Answer with one number: how many lines have "Married".

[Records from a collection of figures]
● ● ● ● ●
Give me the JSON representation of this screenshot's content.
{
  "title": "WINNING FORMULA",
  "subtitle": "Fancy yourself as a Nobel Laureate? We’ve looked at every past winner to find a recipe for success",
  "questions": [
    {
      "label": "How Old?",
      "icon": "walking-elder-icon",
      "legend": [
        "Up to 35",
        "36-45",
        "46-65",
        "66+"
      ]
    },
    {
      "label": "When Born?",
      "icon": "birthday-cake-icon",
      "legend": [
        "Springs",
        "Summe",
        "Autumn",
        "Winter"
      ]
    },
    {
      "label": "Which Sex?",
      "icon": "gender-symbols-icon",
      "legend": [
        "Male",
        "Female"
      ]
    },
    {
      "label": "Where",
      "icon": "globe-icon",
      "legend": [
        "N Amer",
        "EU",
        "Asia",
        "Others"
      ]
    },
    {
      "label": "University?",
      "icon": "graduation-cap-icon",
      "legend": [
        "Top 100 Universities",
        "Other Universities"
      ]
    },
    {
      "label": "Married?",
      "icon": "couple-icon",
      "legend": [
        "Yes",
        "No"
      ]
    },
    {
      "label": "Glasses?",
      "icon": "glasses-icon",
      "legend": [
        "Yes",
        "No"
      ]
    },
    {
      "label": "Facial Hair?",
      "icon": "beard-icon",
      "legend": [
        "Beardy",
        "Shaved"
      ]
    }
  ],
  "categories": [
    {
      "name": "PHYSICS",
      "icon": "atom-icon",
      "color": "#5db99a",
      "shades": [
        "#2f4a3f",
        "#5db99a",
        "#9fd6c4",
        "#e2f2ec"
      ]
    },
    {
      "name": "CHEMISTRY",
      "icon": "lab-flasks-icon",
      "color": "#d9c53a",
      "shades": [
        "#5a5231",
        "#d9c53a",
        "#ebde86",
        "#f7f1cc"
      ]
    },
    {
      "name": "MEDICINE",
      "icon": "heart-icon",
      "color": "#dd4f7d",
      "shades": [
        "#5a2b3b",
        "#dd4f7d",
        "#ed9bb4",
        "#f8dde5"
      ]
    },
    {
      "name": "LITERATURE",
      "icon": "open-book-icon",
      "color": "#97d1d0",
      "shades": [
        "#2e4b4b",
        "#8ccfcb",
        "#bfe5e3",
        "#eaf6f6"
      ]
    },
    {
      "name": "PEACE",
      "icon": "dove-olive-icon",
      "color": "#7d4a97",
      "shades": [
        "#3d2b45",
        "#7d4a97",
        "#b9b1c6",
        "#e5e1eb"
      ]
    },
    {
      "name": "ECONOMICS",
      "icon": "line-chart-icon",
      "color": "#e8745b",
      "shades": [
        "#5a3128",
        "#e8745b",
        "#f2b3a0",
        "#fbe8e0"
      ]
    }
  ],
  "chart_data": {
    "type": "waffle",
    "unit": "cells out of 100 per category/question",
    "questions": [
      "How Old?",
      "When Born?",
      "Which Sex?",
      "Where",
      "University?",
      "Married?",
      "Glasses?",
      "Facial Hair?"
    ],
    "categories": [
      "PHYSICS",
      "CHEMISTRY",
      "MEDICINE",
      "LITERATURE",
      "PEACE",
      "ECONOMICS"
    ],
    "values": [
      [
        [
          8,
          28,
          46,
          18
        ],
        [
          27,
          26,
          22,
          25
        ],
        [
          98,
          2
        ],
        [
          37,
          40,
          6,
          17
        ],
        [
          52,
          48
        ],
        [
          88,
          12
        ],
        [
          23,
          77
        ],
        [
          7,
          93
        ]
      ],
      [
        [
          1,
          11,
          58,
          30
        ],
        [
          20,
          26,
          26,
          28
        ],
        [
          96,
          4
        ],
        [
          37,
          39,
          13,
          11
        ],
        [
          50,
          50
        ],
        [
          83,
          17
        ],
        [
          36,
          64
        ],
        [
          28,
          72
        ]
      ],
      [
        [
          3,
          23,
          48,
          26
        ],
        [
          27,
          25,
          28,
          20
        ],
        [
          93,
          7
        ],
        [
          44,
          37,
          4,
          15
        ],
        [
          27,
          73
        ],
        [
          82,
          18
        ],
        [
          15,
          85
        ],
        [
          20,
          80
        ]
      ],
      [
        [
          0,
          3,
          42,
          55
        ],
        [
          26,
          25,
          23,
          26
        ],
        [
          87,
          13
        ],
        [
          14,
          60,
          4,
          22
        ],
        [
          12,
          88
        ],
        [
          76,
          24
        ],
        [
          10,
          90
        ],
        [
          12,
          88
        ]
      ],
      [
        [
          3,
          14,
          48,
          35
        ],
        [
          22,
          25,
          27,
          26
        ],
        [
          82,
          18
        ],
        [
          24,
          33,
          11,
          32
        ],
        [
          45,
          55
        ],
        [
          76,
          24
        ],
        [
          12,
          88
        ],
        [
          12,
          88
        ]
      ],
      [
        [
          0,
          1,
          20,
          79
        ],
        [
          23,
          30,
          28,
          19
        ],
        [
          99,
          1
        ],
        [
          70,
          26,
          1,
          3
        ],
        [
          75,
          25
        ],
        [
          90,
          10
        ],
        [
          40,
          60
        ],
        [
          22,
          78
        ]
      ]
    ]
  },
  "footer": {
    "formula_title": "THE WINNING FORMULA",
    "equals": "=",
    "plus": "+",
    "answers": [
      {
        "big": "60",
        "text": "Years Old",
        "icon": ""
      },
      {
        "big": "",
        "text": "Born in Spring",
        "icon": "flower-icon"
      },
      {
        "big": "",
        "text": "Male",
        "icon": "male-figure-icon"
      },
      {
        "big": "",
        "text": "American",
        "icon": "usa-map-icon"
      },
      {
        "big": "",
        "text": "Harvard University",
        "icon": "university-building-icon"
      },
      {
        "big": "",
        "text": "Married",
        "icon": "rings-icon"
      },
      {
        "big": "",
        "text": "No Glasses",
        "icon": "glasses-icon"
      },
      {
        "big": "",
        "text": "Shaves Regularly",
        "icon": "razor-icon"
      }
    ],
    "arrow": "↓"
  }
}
● ● ● ● ●
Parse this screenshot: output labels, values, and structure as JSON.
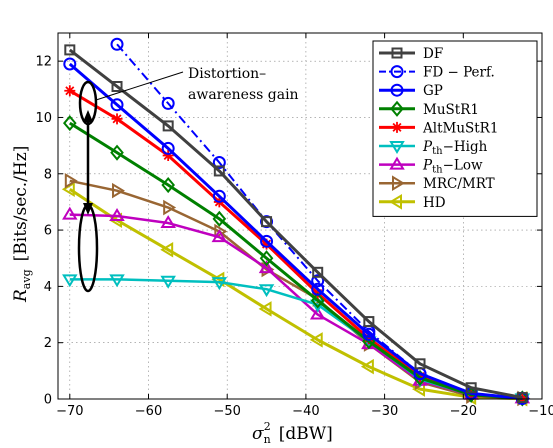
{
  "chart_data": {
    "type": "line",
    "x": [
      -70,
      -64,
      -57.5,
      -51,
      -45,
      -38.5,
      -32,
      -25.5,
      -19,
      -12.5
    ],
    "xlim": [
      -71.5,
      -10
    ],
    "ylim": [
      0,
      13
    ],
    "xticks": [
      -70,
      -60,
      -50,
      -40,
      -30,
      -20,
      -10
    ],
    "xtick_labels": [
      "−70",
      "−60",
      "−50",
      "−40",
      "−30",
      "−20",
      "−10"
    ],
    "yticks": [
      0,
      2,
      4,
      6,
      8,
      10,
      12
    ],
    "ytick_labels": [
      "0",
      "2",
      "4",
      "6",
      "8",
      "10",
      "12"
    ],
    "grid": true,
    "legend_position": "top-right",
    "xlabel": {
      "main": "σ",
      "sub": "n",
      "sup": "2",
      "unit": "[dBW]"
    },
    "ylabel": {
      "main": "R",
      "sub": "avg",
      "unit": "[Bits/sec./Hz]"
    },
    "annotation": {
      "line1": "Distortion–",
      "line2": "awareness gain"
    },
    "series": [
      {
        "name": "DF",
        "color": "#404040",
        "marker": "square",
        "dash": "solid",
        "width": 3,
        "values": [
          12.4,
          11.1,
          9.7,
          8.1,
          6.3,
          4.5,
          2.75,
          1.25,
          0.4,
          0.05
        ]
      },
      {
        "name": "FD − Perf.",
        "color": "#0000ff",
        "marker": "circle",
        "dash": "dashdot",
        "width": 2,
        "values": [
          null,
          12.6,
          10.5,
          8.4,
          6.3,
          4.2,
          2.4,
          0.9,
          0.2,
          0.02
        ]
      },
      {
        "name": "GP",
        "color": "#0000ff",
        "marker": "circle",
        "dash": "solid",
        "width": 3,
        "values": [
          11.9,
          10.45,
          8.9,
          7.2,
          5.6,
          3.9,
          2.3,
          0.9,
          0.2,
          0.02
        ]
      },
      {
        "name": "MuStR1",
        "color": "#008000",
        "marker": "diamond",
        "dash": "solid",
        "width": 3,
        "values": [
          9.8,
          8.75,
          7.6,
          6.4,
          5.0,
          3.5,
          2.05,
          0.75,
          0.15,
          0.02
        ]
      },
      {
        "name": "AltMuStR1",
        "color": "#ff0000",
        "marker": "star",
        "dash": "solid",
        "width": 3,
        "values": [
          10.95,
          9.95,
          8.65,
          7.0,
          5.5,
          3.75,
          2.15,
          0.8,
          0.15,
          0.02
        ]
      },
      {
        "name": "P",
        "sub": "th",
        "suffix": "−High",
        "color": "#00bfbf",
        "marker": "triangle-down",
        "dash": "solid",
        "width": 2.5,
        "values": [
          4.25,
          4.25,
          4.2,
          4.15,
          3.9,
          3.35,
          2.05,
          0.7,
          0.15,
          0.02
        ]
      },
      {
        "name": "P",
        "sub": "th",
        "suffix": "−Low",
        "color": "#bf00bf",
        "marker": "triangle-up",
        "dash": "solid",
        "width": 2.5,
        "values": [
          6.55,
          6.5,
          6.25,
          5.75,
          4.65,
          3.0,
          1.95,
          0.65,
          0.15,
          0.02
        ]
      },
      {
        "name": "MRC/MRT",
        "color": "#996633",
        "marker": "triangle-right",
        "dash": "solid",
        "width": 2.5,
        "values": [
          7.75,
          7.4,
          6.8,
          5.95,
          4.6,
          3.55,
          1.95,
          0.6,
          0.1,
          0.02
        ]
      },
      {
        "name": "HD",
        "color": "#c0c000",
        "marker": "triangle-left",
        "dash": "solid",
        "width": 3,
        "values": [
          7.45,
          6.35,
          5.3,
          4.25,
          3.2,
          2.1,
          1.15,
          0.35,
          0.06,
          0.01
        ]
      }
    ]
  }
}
● ● ● ● ●
> RESULT BELOW
3